Written exercise - Render the following material again verbatim, leaving nothing out.

Data extract -
= = = = =

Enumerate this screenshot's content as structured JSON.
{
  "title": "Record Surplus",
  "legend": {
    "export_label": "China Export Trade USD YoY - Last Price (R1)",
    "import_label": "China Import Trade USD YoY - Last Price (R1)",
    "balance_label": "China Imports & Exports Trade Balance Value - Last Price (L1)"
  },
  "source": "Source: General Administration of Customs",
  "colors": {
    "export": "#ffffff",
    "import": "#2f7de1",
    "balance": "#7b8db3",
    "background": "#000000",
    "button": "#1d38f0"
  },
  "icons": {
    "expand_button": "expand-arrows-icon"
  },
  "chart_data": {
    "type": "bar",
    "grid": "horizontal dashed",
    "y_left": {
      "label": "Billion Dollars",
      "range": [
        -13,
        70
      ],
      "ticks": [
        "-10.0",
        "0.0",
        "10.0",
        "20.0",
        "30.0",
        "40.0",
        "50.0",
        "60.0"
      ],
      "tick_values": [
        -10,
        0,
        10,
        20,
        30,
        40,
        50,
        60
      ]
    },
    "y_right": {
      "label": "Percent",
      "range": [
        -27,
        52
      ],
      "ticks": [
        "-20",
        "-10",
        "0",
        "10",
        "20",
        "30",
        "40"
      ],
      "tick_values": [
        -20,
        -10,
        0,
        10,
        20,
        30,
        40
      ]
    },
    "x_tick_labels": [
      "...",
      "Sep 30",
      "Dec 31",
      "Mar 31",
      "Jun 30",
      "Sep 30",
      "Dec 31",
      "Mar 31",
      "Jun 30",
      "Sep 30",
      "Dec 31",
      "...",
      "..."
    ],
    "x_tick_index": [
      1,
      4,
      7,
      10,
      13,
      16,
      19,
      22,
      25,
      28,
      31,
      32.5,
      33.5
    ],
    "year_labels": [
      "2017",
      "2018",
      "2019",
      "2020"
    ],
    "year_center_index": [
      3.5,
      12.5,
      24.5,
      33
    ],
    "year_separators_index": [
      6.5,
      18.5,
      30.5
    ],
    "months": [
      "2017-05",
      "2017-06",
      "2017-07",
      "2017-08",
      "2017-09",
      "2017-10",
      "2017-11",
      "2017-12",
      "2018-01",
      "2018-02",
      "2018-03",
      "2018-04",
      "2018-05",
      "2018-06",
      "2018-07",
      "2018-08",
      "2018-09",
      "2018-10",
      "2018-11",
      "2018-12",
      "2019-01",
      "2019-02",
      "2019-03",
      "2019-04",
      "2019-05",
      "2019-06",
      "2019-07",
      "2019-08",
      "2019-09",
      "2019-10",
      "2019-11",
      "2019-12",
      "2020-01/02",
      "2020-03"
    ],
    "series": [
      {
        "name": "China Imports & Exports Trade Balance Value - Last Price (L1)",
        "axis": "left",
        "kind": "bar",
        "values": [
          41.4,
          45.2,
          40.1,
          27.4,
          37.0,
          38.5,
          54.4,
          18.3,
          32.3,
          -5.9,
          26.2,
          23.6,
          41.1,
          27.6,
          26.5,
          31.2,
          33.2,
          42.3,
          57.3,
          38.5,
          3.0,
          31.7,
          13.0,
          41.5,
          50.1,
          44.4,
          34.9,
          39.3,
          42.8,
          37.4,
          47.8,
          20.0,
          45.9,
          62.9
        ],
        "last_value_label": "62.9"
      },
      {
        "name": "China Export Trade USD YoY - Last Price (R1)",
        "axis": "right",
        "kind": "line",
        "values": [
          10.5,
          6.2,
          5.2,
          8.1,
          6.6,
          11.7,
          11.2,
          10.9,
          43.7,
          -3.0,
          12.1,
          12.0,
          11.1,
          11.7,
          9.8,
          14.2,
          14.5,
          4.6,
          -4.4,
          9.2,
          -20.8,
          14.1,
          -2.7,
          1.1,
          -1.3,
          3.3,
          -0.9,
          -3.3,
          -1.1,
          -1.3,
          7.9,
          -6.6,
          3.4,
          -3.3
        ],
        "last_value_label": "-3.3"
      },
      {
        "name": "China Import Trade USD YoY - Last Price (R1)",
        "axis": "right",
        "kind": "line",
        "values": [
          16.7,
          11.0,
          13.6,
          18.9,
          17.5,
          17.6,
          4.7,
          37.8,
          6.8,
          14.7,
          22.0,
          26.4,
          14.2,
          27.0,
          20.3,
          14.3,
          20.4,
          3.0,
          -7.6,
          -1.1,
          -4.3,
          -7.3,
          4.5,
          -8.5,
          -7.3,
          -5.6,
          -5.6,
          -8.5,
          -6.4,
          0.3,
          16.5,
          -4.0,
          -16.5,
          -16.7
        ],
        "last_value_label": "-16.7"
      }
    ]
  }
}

= = = = =

Solution -
Enumerate this screenshot's content as structured JSON.
{
  "title": "Record Surplus",
  "legend": {
    "export_label": "China Export Trade USD YoY - Last Price (R1)",
    "import_label": "China Import Trade USD YoY - Last Price (R1)",
    "balance_label": "China Imports & Exports Trade Balance Value - Last Price (L1)"
  },
  "source": "Source: General Administration of Customs",
  "colors": {
    "export": "#ffffff",
    "import": "#2f7de1",
    "balance": "#7b8db3",
    "background": "#000000",
    "button": "#1d38f0"
  },
  "icons": {
    "expand_button": "expand-arrows-icon"
  },
  "chart_data": {
    "type": "bar",
    "grid": "horizontal dashed",
    "y_left": {
      "label": "Billion Dollars",
      "range": [
        -13,
        70
      ],
      "ticks": [
        "-10.0",
        "0.0",
        "10.0",
        "20.0",
        "30.0",
        "40.0",
        "50.0",
        "60.0"
      ],
      "tick_values": [
        -10,
        0,
        10,
        20,
        30,
        40,
        50,
        60
      ]
    },
    "y_right": {
      "label": "Percent",
      "range": [
        -27,
        52
      ],
      "ticks": [
        "-20",
        "-10",
        "0",
        "10",
        "20",
        "30",
        "40"
      ],
      "tick_values": [
        -20,
        -10,
        0,
        10,
        20,
        30,
        40
      ]
    },
    "x_tick_labels": [
      "...",
      "Sep 30",
      "Dec 31",
      "Mar 31",
      "Jun 30",
      "Sep 30",
      "Dec 31",
      "Mar 31",
      "Jun 30",
      "Sep 30",
      "Dec 31",
      "...",
      "..."
    ],
    "x_tick_index": [
      1,
      4,
      7,
      10,
      13,
      16,
      19,
      22,
      25,
      28,
      31,
      32.5,
      33.5
    ],
    "year_labels": [
      "2017",
      "2018",
      "2019",
      "2020"
    ],
    "year_center_index": [
      3.5,
      12.5,
      24.5,
      33
    ],
    "year_separators_index": [
      6.5,
      18.5,
      30.5
    ],
    "months": [
      "2017-05",
      "2017-06",
      "2017-07",
      "2017-08",
      "2017-09",
      "2017-10",
      "2017-11",
      "2017-12",
      "2018-01",
      "2018-02",
      "2018-03",
      "2018-04",
      "2018-05",
      "2018-06",
      "2018-07",
      "2018-08",
      "2018-09",
      "2018-10",
      "2018-11",
      "2018-12",
      "2019-01",
      "2019-02",
      "2019-03",
      "2019-04",
      "2019-05",
      "2019-06",
      "2019-07",
      "2019-08",
      "2019-09",
      "2019-10",
      "2019-11",
      "2019-12",
      "2020-01/02",
      "2020-03"
    ],
    "series": [
      {
        "name": "China Imports & Exports Trade Balance Value - Last Price (L1)",
        "axis": "left",
        "kind": "bar",
        "values": [
          41.4,
          45.2,
          40.1,
          27.4,
          37.0,
          38.5,
          54.4,
          18.3,
          32.3,
          -5.9,
          26.2,
          23.6,
          41.1,
          27.6,
          26.5,
          31.2,
          33.2,
          42.3,
          57.3,
          38.5,
          3.0,
          31.7,
          13.0,
          41.5,
          50.1,
          44.4,
          34.9,
          39.3,
          42.8,
          37.4,
          47.8,
          20.0,
          45.9,
          62.9
        ],
        "last_value_label": "62.9"
      },
      {
        "name": "China Export Trade USD YoY - Last Price (R1)",
        "axis": "right",
        "kind": "line",
        "values": [
          10.5,
          6.2,
          5.2,
          8.1,
          6.6,
          11.7,
          11.2,
          10.9,
          43.7,
          -3.0,
          12.1,
          12.0,
          11.1,
          11.7,
          9.8,
          14.2,
          14.5,
          4.6,
          -4.4,
          9.2,
          -20.8,
          14.1,
          -2.7,
          1.1,
          -1.3,
          3.3,
          -0.9,
          -3.3,
          -1.1,
          -1.3,
          7.9,
          -6.6,
          3.4,
          -3.3
        ],
        "last_value_label": "-3.3"
      },
      {
        "name": "China Import Trade USD YoY - Last Price (R1)",
        "axis": "right",
        "kind": "line",
        "values": [
          16.7,
          11.0,
          13.6,
          18.9,
          17.5,
          17.6,
          4.7,
          37.8,
          6.8,
          14.7,
          22.0,
          26.4,
          14.2,
          27.0,
          20.3,
          14.3,
          20.4,
          3.0,
          -7.6,
          -1.1,
          -4.3,
          -7.3,
          4.5,
          -8.5,
          -7.3,
          -5.6,
          -5.6,
          -8.5,
          -6.4,
          0.3,
          16.5,
          -4.0,
          -16.5,
          -16.7
        ],
        "last_value_label": "-16.7"
      }
    ]
  }
}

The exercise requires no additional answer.